(Stored records)
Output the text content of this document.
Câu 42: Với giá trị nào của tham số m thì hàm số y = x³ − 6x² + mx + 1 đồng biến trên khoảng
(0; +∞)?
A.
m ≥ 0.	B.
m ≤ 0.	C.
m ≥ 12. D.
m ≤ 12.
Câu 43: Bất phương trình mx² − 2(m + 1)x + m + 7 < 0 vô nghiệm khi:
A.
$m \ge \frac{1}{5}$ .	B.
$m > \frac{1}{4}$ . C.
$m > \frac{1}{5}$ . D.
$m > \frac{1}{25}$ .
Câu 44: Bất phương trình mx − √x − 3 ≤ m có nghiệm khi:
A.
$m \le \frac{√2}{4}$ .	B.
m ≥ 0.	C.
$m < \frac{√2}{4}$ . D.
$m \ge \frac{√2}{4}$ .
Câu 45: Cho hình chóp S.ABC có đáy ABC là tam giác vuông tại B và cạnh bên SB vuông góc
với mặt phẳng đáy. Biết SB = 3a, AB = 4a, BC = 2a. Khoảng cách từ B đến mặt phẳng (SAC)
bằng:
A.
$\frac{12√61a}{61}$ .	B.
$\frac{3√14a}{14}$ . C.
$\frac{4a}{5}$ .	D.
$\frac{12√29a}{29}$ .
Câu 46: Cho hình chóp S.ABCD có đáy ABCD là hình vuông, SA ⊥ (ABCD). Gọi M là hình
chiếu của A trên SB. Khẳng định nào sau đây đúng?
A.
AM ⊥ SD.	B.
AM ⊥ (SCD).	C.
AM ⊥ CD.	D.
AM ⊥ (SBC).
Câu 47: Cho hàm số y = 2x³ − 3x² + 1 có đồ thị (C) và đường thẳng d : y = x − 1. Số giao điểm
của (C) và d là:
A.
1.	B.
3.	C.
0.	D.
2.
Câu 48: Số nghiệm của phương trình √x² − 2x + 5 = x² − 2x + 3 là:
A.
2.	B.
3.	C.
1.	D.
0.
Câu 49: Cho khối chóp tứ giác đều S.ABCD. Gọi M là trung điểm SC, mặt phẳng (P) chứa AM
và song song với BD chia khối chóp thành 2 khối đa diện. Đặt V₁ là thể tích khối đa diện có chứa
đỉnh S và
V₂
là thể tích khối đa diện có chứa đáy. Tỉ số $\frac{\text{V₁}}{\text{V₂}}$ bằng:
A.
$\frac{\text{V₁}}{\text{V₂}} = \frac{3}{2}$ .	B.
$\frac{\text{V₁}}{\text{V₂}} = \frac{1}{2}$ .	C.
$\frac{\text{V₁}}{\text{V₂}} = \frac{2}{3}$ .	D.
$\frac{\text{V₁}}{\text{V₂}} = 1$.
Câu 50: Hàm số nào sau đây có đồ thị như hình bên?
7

**Task requirements**
Please restate the records in full, word for word.

**Response to the exercise**
Output the text content of this document.
Câu 42: Với giá trị nào của tham số m thì hàm số y = x³ − 6x² + mx + 1 đồng biến trên khoảng
(0; +∞)?
A.
m ≥ 0.	B.
m ≤ 0.	C.
m ≥ 12. D.
m ≤ 12.
Câu 43: Bất phương trình mx² − 2(m + 1)x + m + 7 < 0 vô nghiệm khi:
A.
$m \ge \frac{1}{5}$ .	B.
$m > \frac{1}{4}$ . C.
$m > \frac{1}{5}$ . D.
$m > \frac{1}{25}$ .
Câu 44: Bất phương trình mx − √x − 3 ≤ m có nghiệm khi:
A.
$m \le \frac{√2}{4}$ .	B.
m ≥ 0.	C.
$m < \frac{√2}{4}$ . D.
$m \ge \frac{√2}{4}$ .
Câu 45: Cho hình chóp S.ABC có đáy ABC là tam giác vuông tại B và cạnh bên SB vuông góc
với mặt phẳng đáy. Biết SB = 3a, AB = 4a, BC = 2a. Khoảng cách từ B đến mặt phẳng (SAC)
bằng:
A.
$\frac{12√61a}{61}$ .	B.
$\frac{3√14a}{14}$ . C.
$\frac{4a}{5}$ .	D.
$\frac{12√29a}{29}$ .
Câu 46: Cho hình chóp S.ABCD có đáy ABCD là hình vuông, SA ⊥ (ABCD). Gọi M là hình
chiếu của A trên SB. Khẳng định nào sau đây đúng?
A.
AM ⊥ SD.	B.
AM ⊥ (SCD).	C.
AM ⊥ CD.	D.
AM ⊥ (SBC).
Câu 47: Cho hàm số y = 2x³ − 3x² + 1 có đồ thị (C) và đường thẳng d : y = x − 1. Số giao điểm
của (C) và d là:
A.
1.	B.
3.	C.
0.	D.
2.
Câu 48: Số nghiệm của phương trình √x² − 2x + 5 = x² − 2x + 3 là:
A.
2.	B.
3.	C.
1.	D.
0.
Câu 49: Cho khối chóp tứ giác đều S.ABCD. Gọi M là trung điểm SC, mặt phẳng (P) chứa AM
và song song với BD chia khối chóp thành 2 khối đa diện. Đặt V₁ là thể tích khối đa diện có chứa
đỉnh S và
V₂
là thể tích khối đa diện có chứa đáy. Tỉ số $\frac{\text{V₁}}{\text{V₂}}$ bằng:
A.
$\frac{\text{V₁}}{\text{V₂}} = \frac{3}{2}$ .	B.
$\frac{\text{V₁}}{\text{V₂}} = \frac{1}{2}$ .	C.
$\frac{\text{V₁}}{\text{V₂}} = \frac{2}{3}$ .	D.
$\frac{\text{V₁}}{\text{V₂}} = 1$.
Câu 50: Hàm số nào sau đây có đồ thị như hình bên?
7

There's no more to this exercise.